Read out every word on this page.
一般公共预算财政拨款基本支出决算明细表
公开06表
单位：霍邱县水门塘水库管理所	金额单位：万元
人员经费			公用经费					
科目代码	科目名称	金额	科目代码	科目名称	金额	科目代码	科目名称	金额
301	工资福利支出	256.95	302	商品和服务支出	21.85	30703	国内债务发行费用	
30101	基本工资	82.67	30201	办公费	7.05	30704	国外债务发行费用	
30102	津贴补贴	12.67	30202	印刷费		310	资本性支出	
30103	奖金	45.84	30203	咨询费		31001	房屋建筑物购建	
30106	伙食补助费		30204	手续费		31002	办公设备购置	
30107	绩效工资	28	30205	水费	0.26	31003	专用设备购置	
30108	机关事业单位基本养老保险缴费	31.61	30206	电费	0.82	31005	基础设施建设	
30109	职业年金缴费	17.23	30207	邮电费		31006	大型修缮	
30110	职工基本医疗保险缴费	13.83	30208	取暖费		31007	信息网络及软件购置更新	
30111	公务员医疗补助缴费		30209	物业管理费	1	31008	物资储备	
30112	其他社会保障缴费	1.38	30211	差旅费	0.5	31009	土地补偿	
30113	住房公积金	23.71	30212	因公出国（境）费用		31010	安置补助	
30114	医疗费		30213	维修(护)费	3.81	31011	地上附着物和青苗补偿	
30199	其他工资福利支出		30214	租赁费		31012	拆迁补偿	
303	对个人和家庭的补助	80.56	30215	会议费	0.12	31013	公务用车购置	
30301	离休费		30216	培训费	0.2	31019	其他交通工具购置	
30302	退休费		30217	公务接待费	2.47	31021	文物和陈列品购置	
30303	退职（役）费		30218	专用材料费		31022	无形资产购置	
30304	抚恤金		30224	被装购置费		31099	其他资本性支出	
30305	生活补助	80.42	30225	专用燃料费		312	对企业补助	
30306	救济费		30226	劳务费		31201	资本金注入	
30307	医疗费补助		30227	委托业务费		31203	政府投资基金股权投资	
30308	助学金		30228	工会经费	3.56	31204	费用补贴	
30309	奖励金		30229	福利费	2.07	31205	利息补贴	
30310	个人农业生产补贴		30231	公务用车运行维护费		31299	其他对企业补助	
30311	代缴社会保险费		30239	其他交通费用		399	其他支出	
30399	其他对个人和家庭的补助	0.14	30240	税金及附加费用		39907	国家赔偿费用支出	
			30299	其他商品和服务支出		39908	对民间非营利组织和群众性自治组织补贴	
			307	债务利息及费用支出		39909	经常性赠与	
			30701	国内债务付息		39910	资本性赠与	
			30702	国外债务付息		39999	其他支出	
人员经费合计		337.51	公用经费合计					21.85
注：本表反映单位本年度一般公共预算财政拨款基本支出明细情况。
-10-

▶ DESCRIPTION OF THE TASK:
Every record shown above must be echoed exactly.

▶ TASK ANSWER:
Read out every word on this page.
一般公共预算财政拨款基本支出决算明细表
公开06表
单位：霍邱县水门塘水库管理所	金额单位：万元
人员经费			公用经费					
科目代码	科目名称	金额	科目代码	科目名称	金额	科目代码	科目名称	金额
301	工资福利支出	256.95	302	商品和服务支出	21.85	30703	国内债务发行费用	
30101	基本工资	82.67	30201	办公费	7.05	30704	国外债务发行费用	
30102	津贴补贴	12.67	30202	印刷费		310	资本性支出	
30103	奖金	45.84	30203	咨询费		31001	房屋建筑物购建	
30106	伙食补助费		30204	手续费		31002	办公设备购置	
30107	绩效工资	28	30205	水费	0.26	31003	专用设备购置	
30108	机关事业单位基本养老保险缴费	31.61	30206	电费	0.82	31005	基础设施建设	
30109	职业年金缴费	17.23	30207	邮电费		31006	大型修缮	
30110	职工基本医疗保险缴费	13.83	30208	取暖费		31007	信息网络及软件购置更新	
30111	公务员医疗补助缴费		30209	物业管理费	1	31008	物资储备	
30112	其他社会保障缴费	1.38	30211	差旅费	0.5	31009	土地补偿	
30113	住房公积金	23.71	30212	因公出国（境）费用		31010	安置补助	
30114	医疗费		30213	维修(护)费	3.81	31011	地上附着物和青苗补偿	
30199	其他工资福利支出		30214	租赁费		31012	拆迁补偿	
303	对个人和家庭的补助	80.56	30215	会议费	0.12	31013	公务用车购置	
30301	离休费		30216	培训费	0.2	31019	其他交通工具购置	
30302	退休费		30217	公务接待费	2.47	31021	文物和陈列品购置	
30303	退职（役）费		30218	专用材料费		31022	无形资产购置	
30304	抚恤金		30224	被装购置费		31099	其他资本性支出	
30305	生活补助	80.42	30225	专用燃料费		312	对企业补助	
30306	救济费		30226	劳务费		31201	资本金注入	
30307	医疗费补助		30227	委托业务费		31203	政府投资基金股权投资	
30308	助学金		30228	工会经费	3.56	31204	费用补贴	
30309	奖励金		30229	福利费	2.07	31205	利息补贴	
30310	个人农业生产补贴		30231	公务用车运行维护费		31299	其他对企业补助	
30311	代缴社会保险费		30239	其他交通费用		399	其他支出	
30399	其他对个人和家庭的补助	0.14	30240	税金及附加费用		39907	国家赔偿费用支出	
			30299	其他商品和服务支出		39908	对民间非营利组织和群众性自治组织补贴	
			307	债务利息及费用支出		39909	经常性赠与	
			30701	国内债务付息		39910	资本性赠与	
			30702	国外债务付息		39999	其他支出	
人员经费合计		337.51	公用经费合计					21.85
注：本表反映单位本年度一般公共预算财政拨款基本支出明细情况。
-10-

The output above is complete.